## START

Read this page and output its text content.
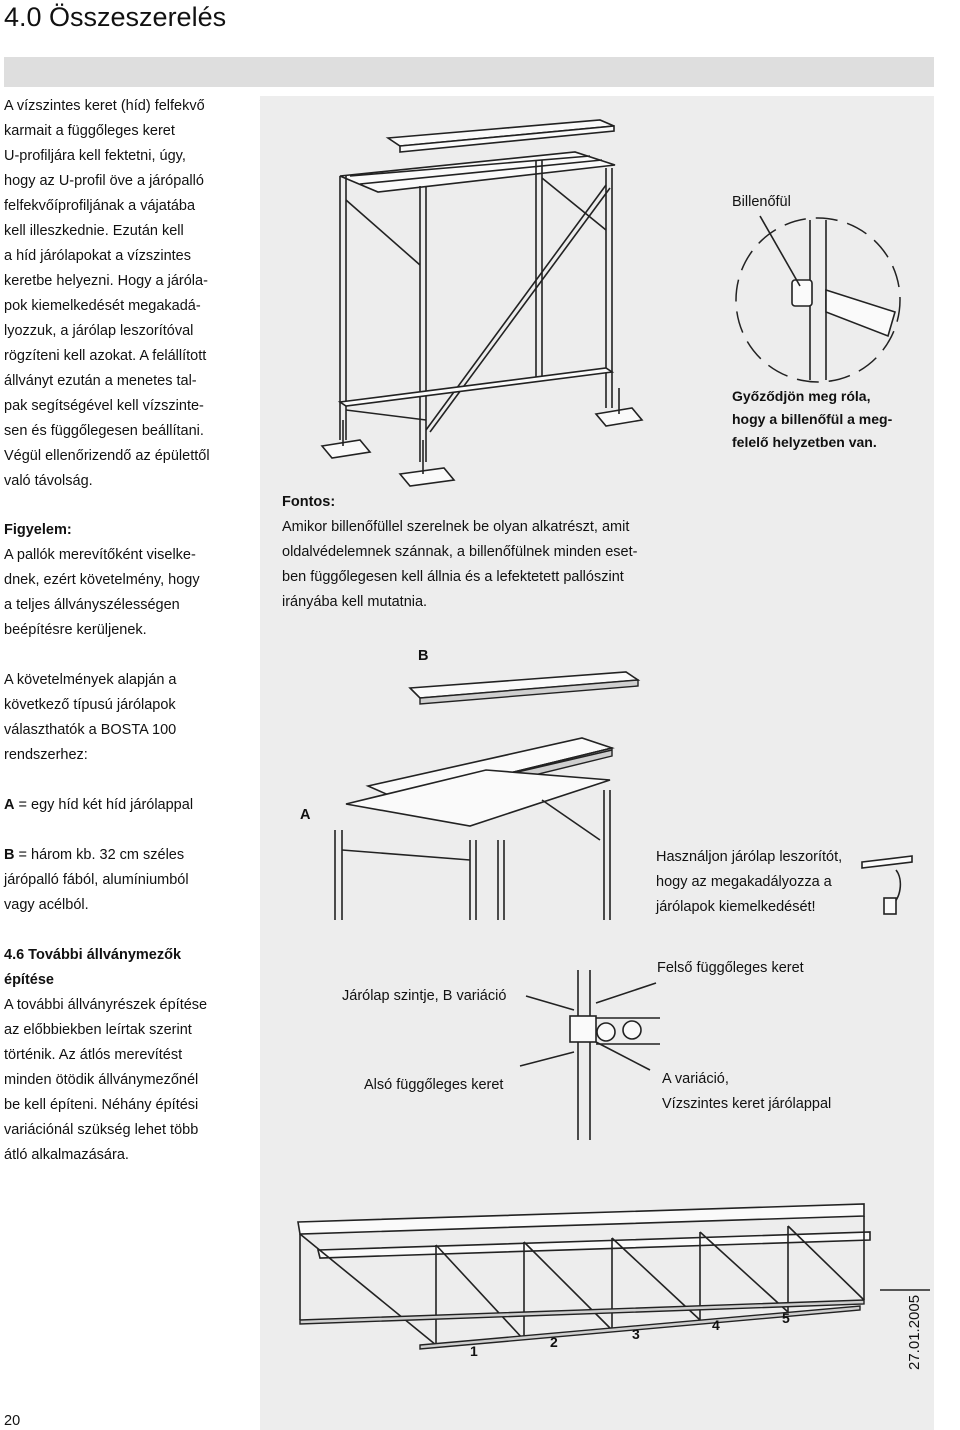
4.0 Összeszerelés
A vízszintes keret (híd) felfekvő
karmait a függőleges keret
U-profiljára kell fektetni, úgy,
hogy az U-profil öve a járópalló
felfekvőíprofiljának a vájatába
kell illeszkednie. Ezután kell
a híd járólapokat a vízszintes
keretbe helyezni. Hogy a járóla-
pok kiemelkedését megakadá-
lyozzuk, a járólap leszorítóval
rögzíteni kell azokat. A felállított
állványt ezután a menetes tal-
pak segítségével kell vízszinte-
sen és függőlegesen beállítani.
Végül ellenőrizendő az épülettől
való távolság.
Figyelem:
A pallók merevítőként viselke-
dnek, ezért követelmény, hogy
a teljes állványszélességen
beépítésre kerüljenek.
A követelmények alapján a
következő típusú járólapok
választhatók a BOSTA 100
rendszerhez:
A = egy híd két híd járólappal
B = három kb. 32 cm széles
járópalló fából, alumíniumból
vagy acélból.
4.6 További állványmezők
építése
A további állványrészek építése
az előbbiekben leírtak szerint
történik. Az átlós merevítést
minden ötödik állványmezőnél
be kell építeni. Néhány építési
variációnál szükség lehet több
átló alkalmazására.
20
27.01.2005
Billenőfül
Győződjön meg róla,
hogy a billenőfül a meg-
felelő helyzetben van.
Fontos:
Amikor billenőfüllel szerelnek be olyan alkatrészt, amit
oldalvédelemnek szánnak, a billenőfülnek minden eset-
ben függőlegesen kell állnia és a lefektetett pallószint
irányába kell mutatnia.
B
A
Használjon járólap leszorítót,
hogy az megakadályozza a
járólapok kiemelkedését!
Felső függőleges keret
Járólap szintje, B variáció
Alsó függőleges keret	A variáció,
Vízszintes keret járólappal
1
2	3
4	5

## END

§ **Task instructions**
Only lines with the string "kell" belong in your answer; copy each one.

§ **Reply to the task**
U-profiljára kell fektetni, úgy,
kell illeszkednie. Ezután kell
rögzíteni kell azokat. A felállított
pak segítségével kell vízszinte-
be kell építeni. Néhány építési
ben függőlegesen kell állnia és a lefektetett pallószint
irányába kell mutatnia.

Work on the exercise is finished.